==== DATA
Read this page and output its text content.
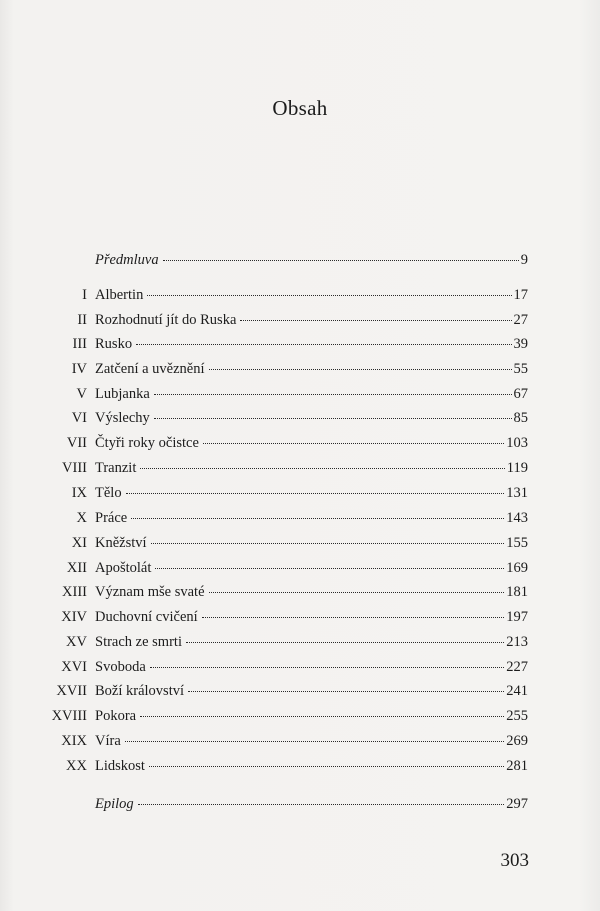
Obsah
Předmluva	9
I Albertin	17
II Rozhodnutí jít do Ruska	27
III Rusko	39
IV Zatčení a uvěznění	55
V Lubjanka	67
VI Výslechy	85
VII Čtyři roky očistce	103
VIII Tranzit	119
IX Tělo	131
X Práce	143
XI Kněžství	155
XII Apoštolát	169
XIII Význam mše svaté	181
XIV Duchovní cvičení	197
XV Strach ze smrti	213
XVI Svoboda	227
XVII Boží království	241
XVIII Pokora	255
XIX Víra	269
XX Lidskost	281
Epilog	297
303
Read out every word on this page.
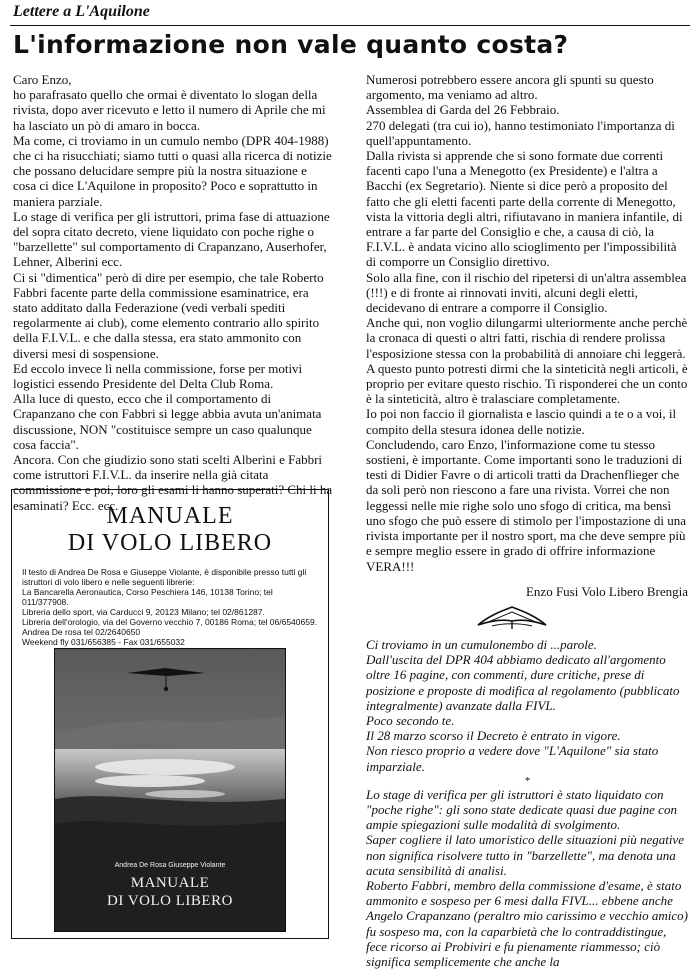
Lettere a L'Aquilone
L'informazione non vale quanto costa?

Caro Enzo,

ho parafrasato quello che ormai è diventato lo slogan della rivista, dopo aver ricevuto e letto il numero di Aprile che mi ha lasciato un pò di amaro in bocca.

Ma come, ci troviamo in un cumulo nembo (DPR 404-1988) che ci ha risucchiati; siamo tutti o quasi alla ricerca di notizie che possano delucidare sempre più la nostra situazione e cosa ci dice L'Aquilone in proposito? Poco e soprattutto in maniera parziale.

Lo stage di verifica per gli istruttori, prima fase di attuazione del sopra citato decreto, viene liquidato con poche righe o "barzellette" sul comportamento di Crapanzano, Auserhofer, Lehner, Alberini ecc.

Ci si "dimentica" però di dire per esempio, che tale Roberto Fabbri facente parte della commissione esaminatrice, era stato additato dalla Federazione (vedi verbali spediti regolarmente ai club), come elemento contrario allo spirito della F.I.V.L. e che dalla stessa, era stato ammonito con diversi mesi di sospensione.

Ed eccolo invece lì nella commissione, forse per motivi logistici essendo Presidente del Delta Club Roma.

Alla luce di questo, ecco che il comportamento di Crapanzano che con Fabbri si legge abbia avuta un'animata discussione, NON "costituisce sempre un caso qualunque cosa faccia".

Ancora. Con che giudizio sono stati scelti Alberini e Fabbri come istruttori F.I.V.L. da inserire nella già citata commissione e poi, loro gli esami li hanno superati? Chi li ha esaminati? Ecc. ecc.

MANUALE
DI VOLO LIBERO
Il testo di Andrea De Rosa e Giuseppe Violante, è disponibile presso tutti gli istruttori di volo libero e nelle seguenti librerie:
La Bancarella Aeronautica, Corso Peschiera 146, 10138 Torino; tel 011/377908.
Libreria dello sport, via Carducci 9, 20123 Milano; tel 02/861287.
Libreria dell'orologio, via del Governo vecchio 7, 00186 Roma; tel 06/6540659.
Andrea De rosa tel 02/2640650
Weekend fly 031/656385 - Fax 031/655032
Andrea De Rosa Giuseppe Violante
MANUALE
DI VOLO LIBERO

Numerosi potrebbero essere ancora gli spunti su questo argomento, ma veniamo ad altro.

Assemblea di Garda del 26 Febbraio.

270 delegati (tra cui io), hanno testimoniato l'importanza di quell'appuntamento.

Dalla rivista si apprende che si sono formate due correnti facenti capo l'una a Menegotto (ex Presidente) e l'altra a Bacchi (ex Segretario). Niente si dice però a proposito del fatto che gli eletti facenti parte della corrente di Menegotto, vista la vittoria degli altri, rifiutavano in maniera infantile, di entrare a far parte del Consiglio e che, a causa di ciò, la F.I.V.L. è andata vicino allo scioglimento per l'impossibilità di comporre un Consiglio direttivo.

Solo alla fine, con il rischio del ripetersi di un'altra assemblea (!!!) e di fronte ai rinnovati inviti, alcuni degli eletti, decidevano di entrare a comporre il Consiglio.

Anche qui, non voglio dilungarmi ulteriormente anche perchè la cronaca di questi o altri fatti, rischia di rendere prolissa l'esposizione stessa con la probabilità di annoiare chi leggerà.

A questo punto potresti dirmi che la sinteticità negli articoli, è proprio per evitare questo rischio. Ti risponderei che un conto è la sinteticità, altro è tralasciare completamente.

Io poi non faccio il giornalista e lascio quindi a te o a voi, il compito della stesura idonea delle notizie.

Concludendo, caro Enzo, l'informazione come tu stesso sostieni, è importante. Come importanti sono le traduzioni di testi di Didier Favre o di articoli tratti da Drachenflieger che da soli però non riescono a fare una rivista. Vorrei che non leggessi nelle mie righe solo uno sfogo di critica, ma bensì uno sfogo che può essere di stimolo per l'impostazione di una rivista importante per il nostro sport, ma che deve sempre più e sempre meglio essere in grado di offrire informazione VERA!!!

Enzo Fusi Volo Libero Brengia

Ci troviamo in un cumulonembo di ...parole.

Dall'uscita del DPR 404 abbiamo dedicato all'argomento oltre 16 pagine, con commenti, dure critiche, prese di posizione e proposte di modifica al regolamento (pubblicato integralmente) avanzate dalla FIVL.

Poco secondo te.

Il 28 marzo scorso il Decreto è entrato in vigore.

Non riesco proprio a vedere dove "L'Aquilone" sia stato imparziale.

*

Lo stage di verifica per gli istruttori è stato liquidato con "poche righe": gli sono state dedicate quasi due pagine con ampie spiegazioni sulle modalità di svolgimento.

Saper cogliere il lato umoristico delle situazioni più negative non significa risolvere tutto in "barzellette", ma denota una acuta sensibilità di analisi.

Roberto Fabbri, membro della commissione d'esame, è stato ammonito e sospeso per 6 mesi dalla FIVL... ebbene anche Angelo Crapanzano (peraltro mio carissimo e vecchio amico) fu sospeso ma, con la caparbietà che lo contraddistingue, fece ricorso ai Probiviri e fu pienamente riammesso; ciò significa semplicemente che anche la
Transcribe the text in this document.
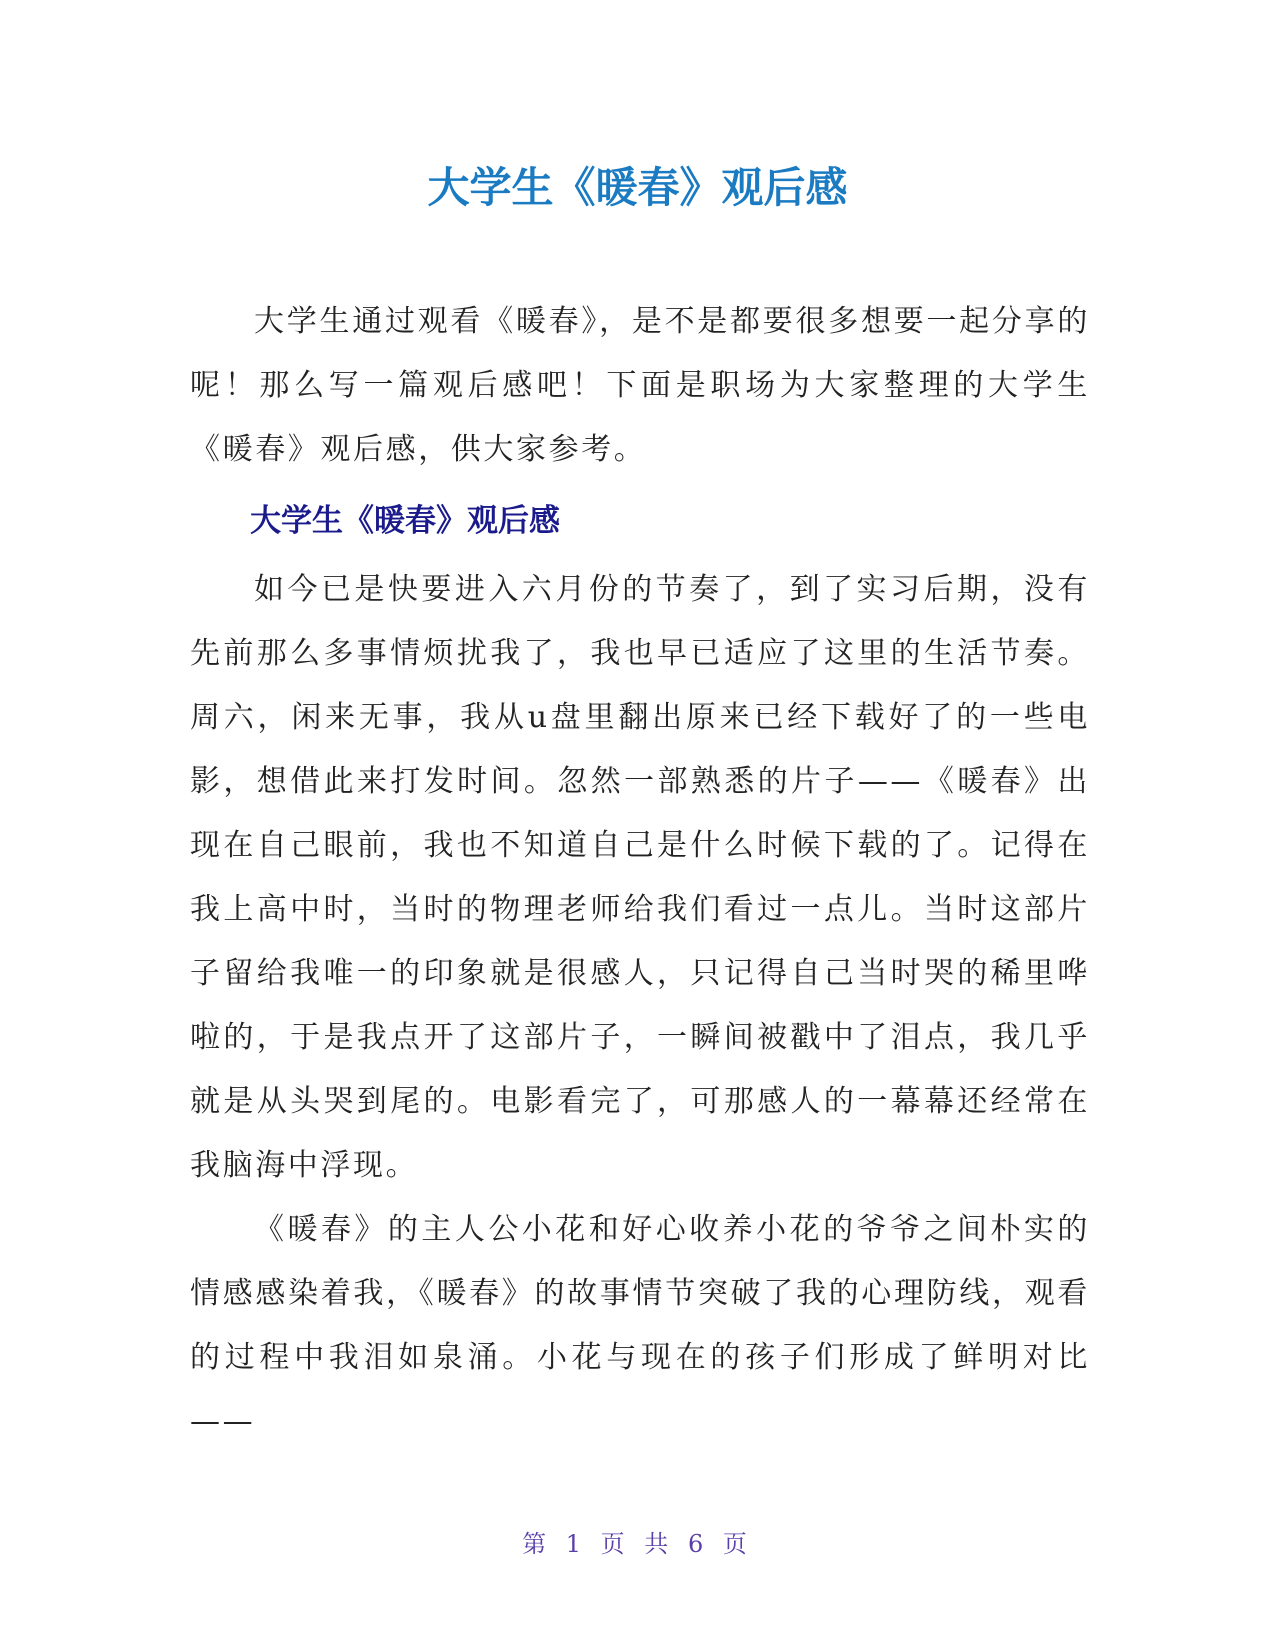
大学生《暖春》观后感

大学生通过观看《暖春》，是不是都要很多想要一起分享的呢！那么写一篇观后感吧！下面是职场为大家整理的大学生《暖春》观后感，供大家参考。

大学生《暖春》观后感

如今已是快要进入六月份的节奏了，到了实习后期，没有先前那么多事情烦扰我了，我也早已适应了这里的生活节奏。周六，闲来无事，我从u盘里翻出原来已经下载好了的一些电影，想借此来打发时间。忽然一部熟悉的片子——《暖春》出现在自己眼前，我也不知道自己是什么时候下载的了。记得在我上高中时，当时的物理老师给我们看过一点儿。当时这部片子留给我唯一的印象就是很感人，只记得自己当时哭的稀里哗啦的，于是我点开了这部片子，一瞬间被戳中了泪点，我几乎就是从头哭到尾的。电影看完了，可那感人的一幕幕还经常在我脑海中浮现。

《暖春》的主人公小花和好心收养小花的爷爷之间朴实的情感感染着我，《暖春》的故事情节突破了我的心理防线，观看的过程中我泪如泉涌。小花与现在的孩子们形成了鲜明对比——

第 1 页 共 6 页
========
• STATED TASK:
Each line of the material must be retyped exactly, except that images are omitted.

• RESULT:
Read this page and output its text content.
Obsah
Předmluva	9
I Albertin	17
II Rozhodnutí jít do Ruska	27
III Rusko	39
IV Zatčení a uvěznění	55
V Lubjanka	67
VI Výslechy	85
VII Čtyři roky očistce	103
VIII Tranzit	119
IX Tělo	131
X Práce	143
XI Kněžství	155
XII Apoštolát	169
XIII Význam mše svaté	181
XIV Duchovní cvičení	197
XV Strach ze smrti	213
XVI Svoboda	227
XVII Boží království	241
XVIII Pokora	255
XIX Víra	269
XX Lidskost	281
Epilog	297
303
Read out every word on this page.
Lettere a L'Aquilone
L'informazione non vale quanto costa?

Caro Enzo,

ho parafrasato quello che ormai è diventato lo slogan della rivista, dopo aver ricevuto e letto il numero di Aprile che mi ha lasciato un pò di amaro in bocca.

Ma come, ci troviamo in un cumulo nembo (DPR 404-1988) che ci ha risucchiati; siamo tutti o quasi alla ricerca di notizie che possano delucidare sempre più la nostra situazione e cosa ci dice L'Aquilone in proposito? Poco e soprattutto in maniera parziale.

Lo stage di verifica per gli istruttori, prima fase di attuazione del sopra citato decreto, viene liquidato con poche righe o "barzellette" sul comportamento di Crapanzano, Auserhofer, Lehner, Alberini ecc.

Ci si "dimentica" però di dire per esempio, che tale Roberto Fabbri facente parte della commissione esaminatrice, era stato additato dalla Federazione (vedi verbali spediti regolarmente ai club), come elemento contrario allo spirito della F.I.V.L. e che dalla stessa, era stato ammonito con diversi mesi di sospensione.

Ed eccolo invece lì nella commissione, forse per motivi logistici essendo Presidente del Delta Club Roma.

Alla luce di questo, ecco che il comportamento di Crapanzano che con Fabbri si legge abbia avuta un'animata discussione, NON "costituisce sempre un caso qualunque cosa faccia".

Ancora. Con che giudizio sono stati scelti Alberini e Fabbri come istruttori F.I.V.L. da inserire nella già citata commissione e poi, loro gli esami li hanno superati? Chi li ha esaminati? Ecc. ecc.

MANUALE
DI VOLO LIBERO
Il testo di Andrea De Rosa e Giuseppe Violante, è disponibile presso tutti gli istruttori di volo libero e nelle seguenti librerie:
La Bancarella Aeronautica, Corso Peschiera 146, 10138 Torino; tel 011/377908.
Libreria dello sport, via Carducci 9, 20123 Milano; tel 02/861287.
Libreria dell'orologio, via del Governo vecchio 7, 00186 Roma; tel 06/6540659.
Andrea De rosa tel 02/2640650
Weekend fly 031/656385 - Fax 031/655032
Andrea De Rosa Giuseppe Violante
MANUALE
DI VOLO LIBERO

Numerosi potrebbero essere ancora gli spunti su questo argomento, ma veniamo ad altro.

Assemblea di Garda del 26 Febbraio.

270 delegati (tra cui io), hanno testimoniato l'importanza di quell'appuntamento.

Dalla rivista si apprende che si sono formate due correnti facenti capo l'una a Menegotto (ex Presidente) e l'altra a Bacchi (ex Segretario). Niente si dice però a proposito del fatto che gli eletti facenti parte della corrente di Menegotto, vista la vittoria degli altri, rifiutavano in maniera infantile, di entrare a far parte del Consiglio e che, a causa di ciò, la F.I.V.L. è andata vicino allo scioglimento per l'impossibilità di comporre un Consiglio direttivo.

Solo alla fine, con il rischio del ripetersi di un'altra assemblea (!!!) e di fronte ai rinnovati inviti, alcuni degli eletti, decidevano di entrare a comporre il Consiglio.

Anche qui, non voglio dilungarmi ulteriormente anche perchè la cronaca di questi o altri fatti, rischia di rendere prolissa l'esposizione stessa con la probabilità di annoiare chi leggerà.

A questo punto potresti dirmi che la sinteticità negli articoli, è proprio per evitare questo rischio. Ti risponderei che un conto è la sinteticità, altro è tralasciare completamente.

Io poi non faccio il giornalista e lascio quindi a te o a voi, il compito della stesura idonea delle notizie.

Concludendo, caro Enzo, l'informazione come tu stesso sostieni, è importante. Come importanti sono le traduzioni di testi di Didier Favre o di articoli tratti da Drachenflieger che da soli però non riescono a fare una rivista. Vorrei che non leggessi nelle mie righe solo uno sfogo di critica, ma bensì uno sfogo che può essere di stimolo per l'impostazione di una rivista importante per il nostro sport, ma che deve sempre più e sempre meglio essere in grado di offrire informazione VERA!!!

Enzo Fusi Volo Libero Brengia

Ci troviamo in un cumulonembo di ...parole.

Dall'uscita del DPR 404 abbiamo dedicato all'argomento oltre 16 pagine, con commenti, dure critiche, prese di posizione e proposte di modifica al regolamento (pubblicato integralmente) avanzate dalla FIVL.

Poco secondo te.

Il 28 marzo scorso il Decreto è entrato in vigore.

Non riesco proprio a vedere dove "L'Aquilone" sia stato imparziale.

*

Lo stage di verifica per gli istruttori è stato liquidato con "poche righe": gli sono state dedicate quasi due pagine con ampie spiegazioni sulle modalità di svolgimento.

Saper cogliere il lato umoristico delle situazioni più negative non significa risolvere tutto in "barzellette", ma denota una acuta sensibilità di analisi.

Roberto Fabbri, membro della commissione d'esame, è stato ammonito e sospeso per 6 mesi dalla FIVL... ebbene anche Angelo Crapanzano (peraltro mio carissimo e vecchio amico) fu sospeso ma, con la caparbietà che lo contraddistingue, fece ricorso ai Probiviri e fu pienamente riammesso; ciò significa semplicemente che anche la
Transcribe the text in this document.
大学生《暖春》观后感

大学生通过观看《暖春》，是不是都要很多想要一起分享的呢！那么写一篇观后感吧！下面是职场为大家整理的大学生《暖春》观后感，供大家参考。

大学生《暖春》观后感

如今已是快要进入六月份的节奏了，到了实习后期，没有先前那么多事情烦扰我了，我也早已适应了这里的生活节奏。周六，闲来无事，我从u盘里翻出原来已经下载好了的一些电影，想借此来打发时间。忽然一部熟悉的片子——《暖春》出现在自己眼前，我也不知道自己是什么时候下载的了。记得在我上高中时，当时的物理老师给我们看过一点儿。当时这部片子留给我唯一的印象就是很感人，只记得自己当时哭的稀里哗啦的，于是我点开了这部片子，一瞬间被戳中了泪点，我几乎就是从头哭到尾的。电影看完了，可那感人的一幕幕还经常在我脑海中浮现。

《暖春》的主人公小花和好心收养小花的爷爷之间朴实的情感感染着我，《暖春》的故事情节突破了我的心理防线，观看的过程中我泪如泉涌。小花与现在的孩子们形成了鲜明对比——

第 1 页 共 6 页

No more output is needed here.